- _Required work_: Return each entry exactly, omitting nothing.

- _Source data_:
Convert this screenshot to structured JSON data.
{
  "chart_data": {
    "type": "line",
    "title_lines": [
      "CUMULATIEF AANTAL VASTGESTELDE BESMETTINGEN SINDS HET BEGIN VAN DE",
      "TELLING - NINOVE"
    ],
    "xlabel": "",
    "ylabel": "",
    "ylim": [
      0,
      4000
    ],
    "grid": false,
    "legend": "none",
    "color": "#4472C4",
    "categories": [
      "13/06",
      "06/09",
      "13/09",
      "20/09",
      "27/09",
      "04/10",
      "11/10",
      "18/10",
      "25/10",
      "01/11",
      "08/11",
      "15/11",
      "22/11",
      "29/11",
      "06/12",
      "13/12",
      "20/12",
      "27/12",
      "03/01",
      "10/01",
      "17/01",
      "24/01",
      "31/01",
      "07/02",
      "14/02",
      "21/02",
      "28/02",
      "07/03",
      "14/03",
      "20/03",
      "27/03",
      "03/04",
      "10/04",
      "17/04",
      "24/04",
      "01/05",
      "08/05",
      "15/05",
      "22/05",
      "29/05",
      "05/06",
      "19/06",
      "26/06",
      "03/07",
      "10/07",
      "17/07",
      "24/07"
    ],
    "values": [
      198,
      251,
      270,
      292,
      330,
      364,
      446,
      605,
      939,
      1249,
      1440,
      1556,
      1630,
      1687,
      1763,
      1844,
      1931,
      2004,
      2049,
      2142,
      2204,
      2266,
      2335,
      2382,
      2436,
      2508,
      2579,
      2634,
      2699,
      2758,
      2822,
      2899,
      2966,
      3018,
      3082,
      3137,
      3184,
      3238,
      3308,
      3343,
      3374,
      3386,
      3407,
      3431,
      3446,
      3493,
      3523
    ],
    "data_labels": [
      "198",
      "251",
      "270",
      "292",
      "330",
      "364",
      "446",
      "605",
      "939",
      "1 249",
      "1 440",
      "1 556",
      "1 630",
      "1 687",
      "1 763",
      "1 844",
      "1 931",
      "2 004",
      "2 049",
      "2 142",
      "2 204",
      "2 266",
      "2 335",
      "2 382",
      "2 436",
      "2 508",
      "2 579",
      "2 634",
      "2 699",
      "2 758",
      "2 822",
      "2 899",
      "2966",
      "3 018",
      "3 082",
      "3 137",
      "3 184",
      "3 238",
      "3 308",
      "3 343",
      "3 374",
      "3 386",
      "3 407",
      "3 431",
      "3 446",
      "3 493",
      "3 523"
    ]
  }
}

- _Right answer_:
Convert this screenshot to structured JSON data.
{
  "chart_data": {
    "type": "line",
    "title_lines": [
      "CUMULATIEF AANTAL VASTGESTELDE BESMETTINGEN SINDS HET BEGIN VAN DE",
      "TELLING - NINOVE"
    ],
    "xlabel": "",
    "ylabel": "",
    "ylim": [
      0,
      4000
    ],
    "grid": false,
    "legend": "none",
    "color": "#4472C4",
    "categories": [
      "13/06",
      "06/09",
      "13/09",
      "20/09",
      "27/09",
      "04/10",
      "11/10",
      "18/10",
      "25/10",
      "01/11",
      "08/11",
      "15/11",
      "22/11",
      "29/11",
      "06/12",
      "13/12",
      "20/12",
      "27/12",
      "03/01",
      "10/01",
      "17/01",
      "24/01",
      "31/01",
      "07/02",
      "14/02",
      "21/02",
      "28/02",
      "07/03",
      "14/03",
      "20/03",
      "27/03",
      "03/04",
      "10/04",
      "17/04",
      "24/04",
      "01/05",
      "08/05",
      "15/05",
      "22/05",
      "29/05",
      "05/06",
      "19/06",
      "26/06",
      "03/07",
      "10/07",
      "17/07",
      "24/07"
    ],
    "values": [
      198,
      251,
      270,
      292,
      330,
      364,
      446,
      605,
      939,
      1249,
      1440,
      1556,
      1630,
      1687,
      1763,
      1844,
      1931,
      2004,
      2049,
      2142,
      2204,
      2266,
      2335,
      2382,
      2436,
      2508,
      2579,
      2634,
      2699,
      2758,
      2822,
      2899,
      2966,
      3018,
      3082,
      3137,
      3184,
      3238,
      3308,
      3343,
      3374,
      3386,
      3407,
      3431,
      3446,
      3493,
      3523
    ],
    "data_labels": [
      "198",
      "251",
      "270",
      "292",
      "330",
      "364",
      "446",
      "605",
      "939",
      "1 249",
      "1 440",
      "1 556",
      "1 630",
      "1 687",
      "1 763",
      "1 844",
      "1 931",
      "2 004",
      "2 049",
      "2 142",
      "2 204",
      "2 266",
      "2 335",
      "2 382",
      "2 436",
      "2 508",
      "2 579",
      "2 634",
      "2 699",
      "2 758",
      "2 822",
      "2 899",
      "2966",
      "3 018",
      "3 082",
      "3 137",
      "3 184",
      "3 238",
      "3 308",
      "3 343",
      "3 374",
      "3 386",
      "3 407",
      "3 431",
      "3 446",
      "3 493",
      "3 523"
    ]
  }
}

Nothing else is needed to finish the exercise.